*What the task requires*
Tally the lines containing the word "Dissatisfied" and give the total alone.

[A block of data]
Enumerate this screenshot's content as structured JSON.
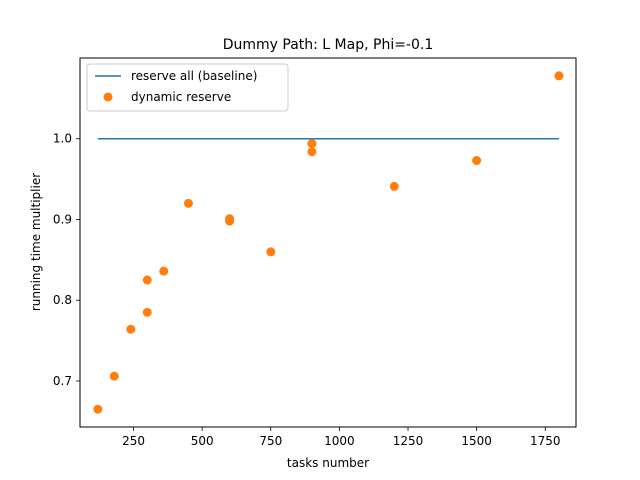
{
  "chart_data": {
    "type": "scatter",
    "title": "Dummy Path: L Map, Phi=-0.1",
    "xlabel": "tasks number",
    "ylabel": "running time multiplier",
    "xlim": [
      55,
      1862
    ],
    "ylim": [
      0.643,
      1.1
    ],
    "xticks": [
      250,
      500,
      750,
      1000,
      1250,
      1500,
      1750
    ],
    "yticks": [
      0.7,
      0.8,
      0.9,
      1.0
    ],
    "xtick_labels": [
      "250",
      "500",
      "750",
      "1000",
      "1250",
      "1500",
      "1750"
    ],
    "ytick_labels": [
      "0.7",
      "0.8",
      "0.9",
      "1.0"
    ],
    "grid": false,
    "legend_position": "top-left",
    "series": [
      {
        "name": "reserve all (baseline)",
        "kind": "line",
        "color": "#1f77b4",
        "x": [
          120,
          1800
        ],
        "y": [
          1.0,
          1.0
        ]
      },
      {
        "name": "dynamic reserve",
        "kind": "scatter",
        "color": "#ff7f0e",
        "x": [
          120,
          180,
          240,
          300,
          300,
          360,
          450,
          600,
          600,
          750,
          900,
          900,
          1200,
          1500,
          1800
        ],
        "y": [
          0.665,
          0.706,
          0.764,
          0.785,
          0.825,
          0.836,
          0.92,
          0.898,
          0.901,
          0.86,
          0.984,
          0.994,
          0.941,
          0.973,
          1.078
        ]
      }
    ]
  }
}
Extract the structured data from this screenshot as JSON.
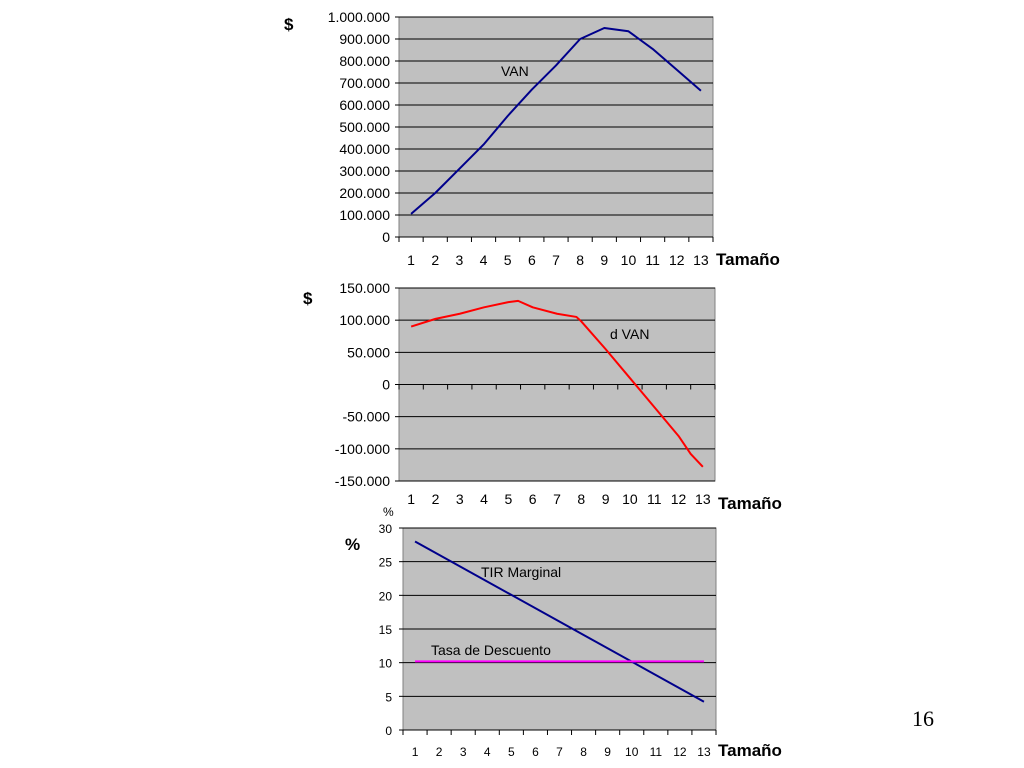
{
  "slide_number": "16",
  "chart_data": [
    {
      "type": "line",
      "ylabel": "$",
      "xlabel": "Tamaño",
      "ylim": [
        0,
        1000000
      ],
      "y_ticks": [
        "0",
        "100.000",
        "200.000",
        "300.000",
        "400.000",
        "500.000",
        "600.000",
        "700.000",
        "800.000",
        "900.000",
        "1.000.000"
      ],
      "categories": [
        "1",
        "2",
        "3",
        "4",
        "5",
        "6",
        "7",
        "8",
        "9",
        "10",
        "11",
        "12",
        "13"
      ],
      "grid": true,
      "series": [
        {
          "name": "VAN",
          "color": "#00008b",
          "x": [
            1,
            2,
            3,
            4,
            5,
            6,
            7,
            8,
            9,
            10,
            11,
            12,
            13
          ],
          "values": [
            105000,
            200000,
            310000,
            420000,
            550000,
            670000,
            780000,
            900000,
            950000,
            935000,
            855000,
            760000,
            665000
          ]
        }
      ]
    },
    {
      "type": "line",
      "ylabel": "$",
      "xlabel": "Tamaño",
      "ylim": [
        -150000,
        150000
      ],
      "y_ticks": [
        "-150.000",
        "-100.000",
        "-50.000",
        "0",
        "50.000",
        "100.000",
        "150.000"
      ],
      "categories": [
        "1",
        "2",
        "3",
        "4",
        "5",
        "6",
        "7",
        "8",
        "9",
        "10",
        "11",
        "12",
        "13"
      ],
      "grid": true,
      "series": [
        {
          "name": "d VAN",
          "color": "#ff0000",
          "x": [
            1,
            2,
            3,
            4,
            5,
            5.4,
            6,
            7,
            7.8,
            8,
            9,
            10,
            11,
            12,
            12.5,
            13
          ],
          "values": [
            90000,
            102000,
            110000,
            120000,
            128000,
            130000,
            120000,
            110000,
            105000,
            98000,
            55000,
            10000,
            -35000,
            -80000,
            -108000,
            -128000
          ]
        }
      ]
    },
    {
      "type": "line",
      "ylabel": "%",
      "unit_top": "%",
      "xlabel": "Tamaño",
      "ylim": [
        0,
        30
      ],
      "y_ticks": [
        "0",
        "5",
        "10",
        "15",
        "20",
        "25",
        "30"
      ],
      "categories": [
        "1",
        "2",
        "3",
        "4",
        "5",
        "6",
        "7",
        "8",
        "9",
        "10",
        "11",
        "12",
        "13"
      ],
      "grid": true,
      "series": [
        {
          "name": "TIR Marginal",
          "color": "#00008b",
          "x": [
            1,
            13
          ],
          "values": [
            28,
            4.2
          ]
        },
        {
          "name": "Tasa de Descuento",
          "color": "#ff00ff",
          "x": [
            1,
            13
          ],
          "values": [
            10.2,
            10.2
          ]
        }
      ]
    }
  ]
}
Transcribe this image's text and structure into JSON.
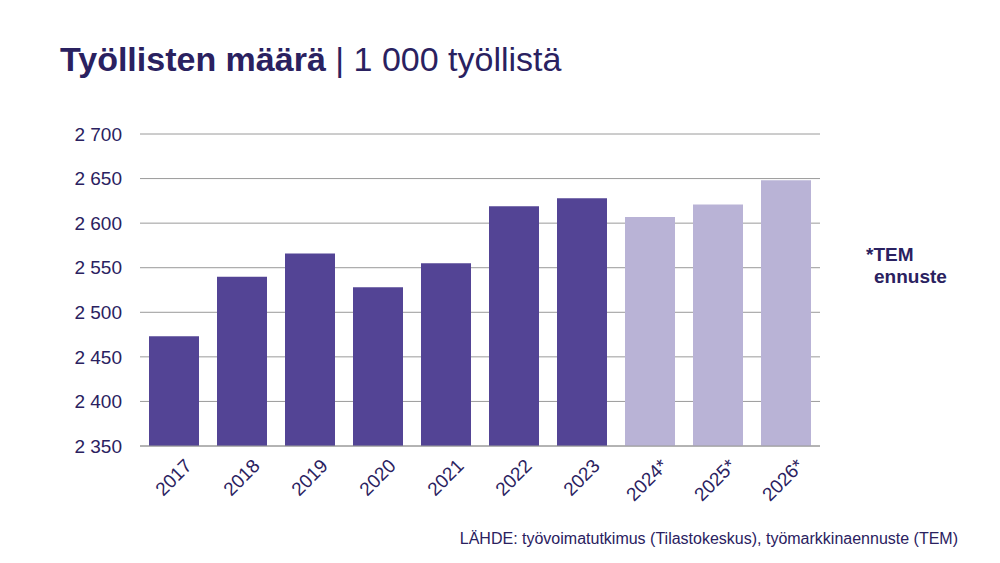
{
  "chart_data": {
    "type": "bar",
    "title": "Työllisten määrä",
    "subtitle": "| 1 000 työllistä",
    "categories": [
      "2017",
      "2018",
      "2019",
      "2020",
      "2021",
      "2022",
      "2023",
      "2024*",
      "2025*",
      "2026*"
    ],
    "values": [
      2473,
      2540,
      2566,
      2528,
      2555,
      2619,
      2628,
      2607,
      2621,
      2648
    ],
    "colors": [
      "#534495",
      "#534495",
      "#534495",
      "#534495",
      "#534495",
      "#534495",
      "#534495",
      "#b9b3d6",
      "#b9b3d6",
      "#b9b3d6"
    ],
    "ylim": [
      2350,
      2700
    ],
    "yticks": [
      {
        "value": 2350,
        "label": "2 350"
      },
      {
        "value": 2400,
        "label": "2 400"
      },
      {
        "value": 2450,
        "label": "2 450"
      },
      {
        "value": 2500,
        "label": "2 500"
      },
      {
        "value": 2550,
        "label": "2 550"
      },
      {
        "value": 2600,
        "label": "2 600"
      },
      {
        "value": 2650,
        "label": "2 650"
      },
      {
        "value": 2700,
        "label": "2 700"
      }
    ],
    "grid": true,
    "note": "*TEM ennuste",
    "source": "LÄHDE: työvoimatutkimus (Tilastokeskus), työmarkkinaennuste (TEM)"
  }
}
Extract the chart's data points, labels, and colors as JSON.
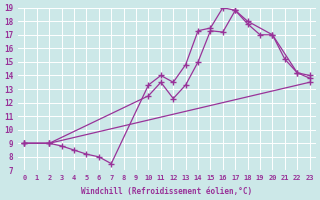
{
  "title": "",
  "xlabel": "Windchill (Refroidissement éolien,°C)",
  "ylabel": "",
  "background_color": "#cce8e8",
  "line_color": "#993399",
  "grid_color": "#ffffff",
  "xlim": [
    -0.5,
    23.5
  ],
  "ylim": [
    7,
    19
  ],
  "xticks": [
    0,
    1,
    2,
    3,
    4,
    5,
    6,
    7,
    8,
    9,
    10,
    11,
    12,
    13,
    14,
    15,
    16,
    17,
    18,
    19,
    20,
    21,
    22,
    23
  ],
  "yticks": [
    7,
    8,
    9,
    10,
    11,
    12,
    13,
    14,
    15,
    16,
    17,
    18,
    19
  ],
  "series": [
    {
      "x": [
        0,
        2,
        23
      ],
      "y": [
        9,
        9,
        13.5
      ]
    },
    {
      "x": [
        0,
        2,
        3,
        4,
        5,
        6,
        7,
        10,
        11,
        12,
        13,
        14,
        15,
        16,
        17,
        18,
        20,
        21,
        22,
        23
      ],
      "y": [
        9,
        9,
        8.8,
        8.5,
        8.2,
        8.0,
        7.5,
        13.3,
        14.0,
        13.5,
        14.8,
        17.3,
        17.5,
        19.0,
        18.8,
        18.0,
        17.0,
        15.2,
        14.2,
        14.0
      ]
    },
    {
      "x": [
        0,
        2,
        10,
        11,
        12,
        13,
        14,
        15,
        16,
        17,
        18,
        19,
        20,
        22,
        23
      ],
      "y": [
        9,
        9,
        12.5,
        13.5,
        12.3,
        13.3,
        15.0,
        17.3,
        17.2,
        18.8,
        17.8,
        17.0,
        17.0,
        14.2,
        13.8
      ]
    }
  ]
}
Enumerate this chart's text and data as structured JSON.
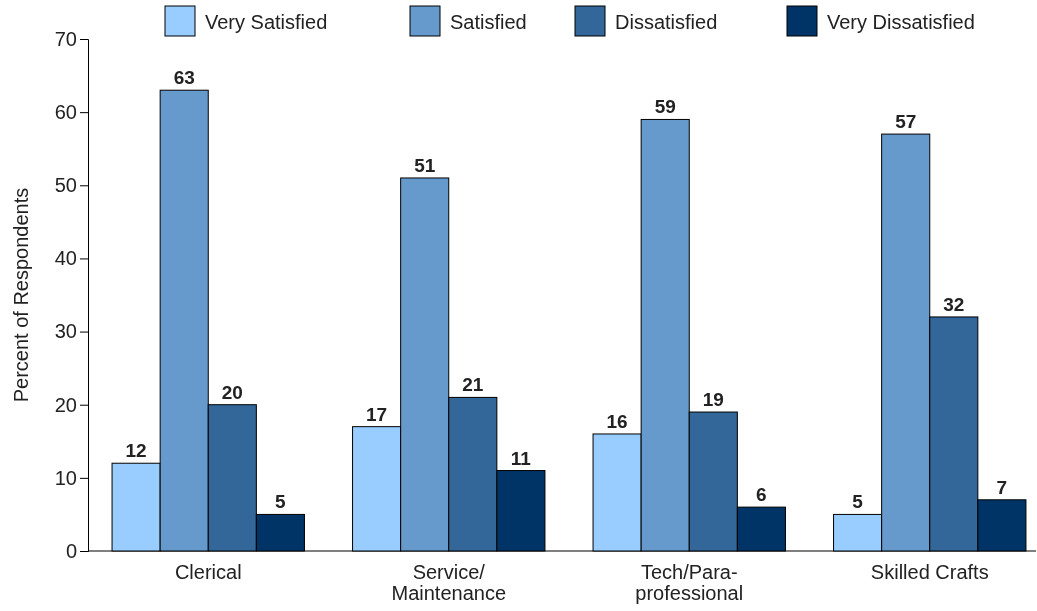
{
  "chart_data": {
    "type": "bar",
    "ylabel": "Percent of Respondents",
    "categories": [
      "Clerical",
      "Service/\nMaintenance",
      "Tech/Para-\nprofessional",
      "Skilled Crafts"
    ],
    "series": [
      {
        "name": "Very Satisfied",
        "color": "#99ccff",
        "values": [
          12,
          17,
          16,
          5
        ]
      },
      {
        "name": "Satisfied",
        "color": "#6699cc",
        "values": [
          63,
          51,
          59,
          57
        ]
      },
      {
        "name": "Dissatisfied",
        "color": "#336699",
        "values": [
          20,
          21,
          19,
          32
        ]
      },
      {
        "name": "Very Dissatisfied",
        "color": "#003366",
        "values": [
          5,
          11,
          6,
          7
        ]
      }
    ],
    "ylim": [
      0,
      70
    ],
    "yticks": [
      0,
      10,
      20,
      30,
      40,
      50,
      60,
      70
    ],
    "grid": false,
    "legend": "top",
    "data_labels": true
  }
}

*Task response*
2